__Task prompt__:
What follows is a set of records; repeat all of them exactly.

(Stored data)
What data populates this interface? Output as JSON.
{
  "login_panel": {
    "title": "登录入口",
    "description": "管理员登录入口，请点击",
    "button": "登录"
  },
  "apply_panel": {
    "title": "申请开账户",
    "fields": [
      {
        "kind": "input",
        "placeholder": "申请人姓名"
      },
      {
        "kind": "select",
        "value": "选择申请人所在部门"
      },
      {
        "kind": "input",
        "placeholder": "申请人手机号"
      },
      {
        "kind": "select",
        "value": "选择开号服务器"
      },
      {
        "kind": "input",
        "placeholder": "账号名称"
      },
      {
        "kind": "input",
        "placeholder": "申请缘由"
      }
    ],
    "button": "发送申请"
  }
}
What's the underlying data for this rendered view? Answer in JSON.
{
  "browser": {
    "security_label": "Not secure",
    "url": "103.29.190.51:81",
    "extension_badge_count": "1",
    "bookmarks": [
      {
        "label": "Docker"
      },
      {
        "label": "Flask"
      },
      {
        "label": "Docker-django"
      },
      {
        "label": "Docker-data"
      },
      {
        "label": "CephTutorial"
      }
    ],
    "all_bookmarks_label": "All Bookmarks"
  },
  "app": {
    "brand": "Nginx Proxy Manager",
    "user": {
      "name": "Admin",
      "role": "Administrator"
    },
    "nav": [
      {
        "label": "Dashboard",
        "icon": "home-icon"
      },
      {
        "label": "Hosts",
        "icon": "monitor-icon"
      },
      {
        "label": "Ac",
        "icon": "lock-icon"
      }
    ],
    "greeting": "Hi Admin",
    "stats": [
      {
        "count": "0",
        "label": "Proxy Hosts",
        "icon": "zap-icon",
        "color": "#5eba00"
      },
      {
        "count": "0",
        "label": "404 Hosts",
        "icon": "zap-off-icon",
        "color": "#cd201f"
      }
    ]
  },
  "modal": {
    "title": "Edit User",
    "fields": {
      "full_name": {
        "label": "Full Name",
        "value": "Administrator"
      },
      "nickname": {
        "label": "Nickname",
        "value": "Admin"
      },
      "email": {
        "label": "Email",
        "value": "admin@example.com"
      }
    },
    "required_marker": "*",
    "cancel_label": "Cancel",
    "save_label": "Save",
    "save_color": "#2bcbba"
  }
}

__Answer in full__:
What data populates this interface? Output as JSON.
{
  "login_panel": {
    "title": "登录入口",
    "description": "管理员登录入口，请点击",
    "button": "登录"
  },
  "apply_panel": {
    "title": "申请开账户",
    "fields": [
      {
        "kind": "input",
        "placeholder": "申请人姓名"
      },
      {
        "kind": "select",
        "value": "选择申请人所在部门"
      },
      {
        "kind": "input",
        "placeholder": "申请人手机号"
      },
      {
        "kind": "select",
        "value": "选择开号服务器"
      },
      {
        "kind": "input",
        "placeholder": "账号名称"
      },
      {
        "kind": "input",
        "placeholder": "申请缘由"
      }
    ],
    "button": "发送申请"
  }
}
What's the underlying data for this rendered view? Answer in JSON.
{
  "browser": {
    "security_label": "Not secure",
    "url": "103.29.190.51:81",
    "extension_badge_count": "1",
    "bookmarks": [
      {
        "label": "Docker"
      },
      {
        "label": "Flask"
      },
      {
        "label": "Docker-django"
      },
      {
        "label": "Docker-data"
      },
      {
        "label": "CephTutorial"
      }
    ],
    "all_bookmarks_label": "All Bookmarks"
  },
  "app": {
    "brand": "Nginx Proxy Manager",
    "user": {
      "name": "Admin",
      "role": "Administrator"
    },
    "nav": [
      {
        "label": "Dashboard",
        "icon": "home-icon"
      },
      {
        "label": "Hosts",
        "icon": "monitor-icon"
      },
      {
        "label": "Ac",
        "icon": "lock-icon"
      }
    ],
    "greeting": "Hi Admin",
    "stats": [
      {
        "count": "0",
        "label": "Proxy Hosts",
        "icon": "zap-icon",
        "color": "#5eba00"
      },
      {
        "count": "0",
        "label": "404 Hosts",
        "icon": "zap-off-icon",
        "color": "#cd201f"
      }
    ]
  },
  "modal": {
    "title": "Edit User",
    "fields": {
      "full_name": {
        "label": "Full Name",
        "value": "Administrator"
      },
      "nickname": {
        "label": "Nickname",
        "value": "Admin"
      },
      "email": {
        "label": "Email",
        "value": "admin@example.com"
      }
    },
    "required_marker": "*",
    "cancel_label": "Cancel",
    "save_label": "Save",
    "save_color": "#2bcbba"
  }
}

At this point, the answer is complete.